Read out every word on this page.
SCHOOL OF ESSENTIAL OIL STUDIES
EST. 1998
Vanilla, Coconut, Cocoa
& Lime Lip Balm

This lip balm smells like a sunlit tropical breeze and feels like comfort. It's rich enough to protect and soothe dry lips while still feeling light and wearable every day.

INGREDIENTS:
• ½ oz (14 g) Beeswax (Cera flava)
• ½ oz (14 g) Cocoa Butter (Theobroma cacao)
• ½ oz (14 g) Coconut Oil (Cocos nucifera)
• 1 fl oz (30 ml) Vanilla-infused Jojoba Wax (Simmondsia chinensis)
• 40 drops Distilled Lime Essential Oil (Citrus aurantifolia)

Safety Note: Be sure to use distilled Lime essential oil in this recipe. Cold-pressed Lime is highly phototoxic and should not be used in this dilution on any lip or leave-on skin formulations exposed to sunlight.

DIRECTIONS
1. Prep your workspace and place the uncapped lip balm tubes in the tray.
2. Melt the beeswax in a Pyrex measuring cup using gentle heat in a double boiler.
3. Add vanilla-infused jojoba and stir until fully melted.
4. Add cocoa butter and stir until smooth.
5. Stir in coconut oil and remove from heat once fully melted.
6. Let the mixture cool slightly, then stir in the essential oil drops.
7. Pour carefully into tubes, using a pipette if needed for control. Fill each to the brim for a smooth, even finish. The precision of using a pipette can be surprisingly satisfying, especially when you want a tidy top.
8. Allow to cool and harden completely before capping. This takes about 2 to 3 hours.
-----
● Problem:
From the data above, show each line that contains "using".

● The completed task:
2. Melt the beeswax in a Pyrex measuring cup using gentle heat in a double boiler.
7. Pour carefully into tubes, using a pipette if needed for control. Fill each to the brim for a smooth, even finish. The precision of using a pipette can be surprisingly satisfying, especially when you want a tidy top.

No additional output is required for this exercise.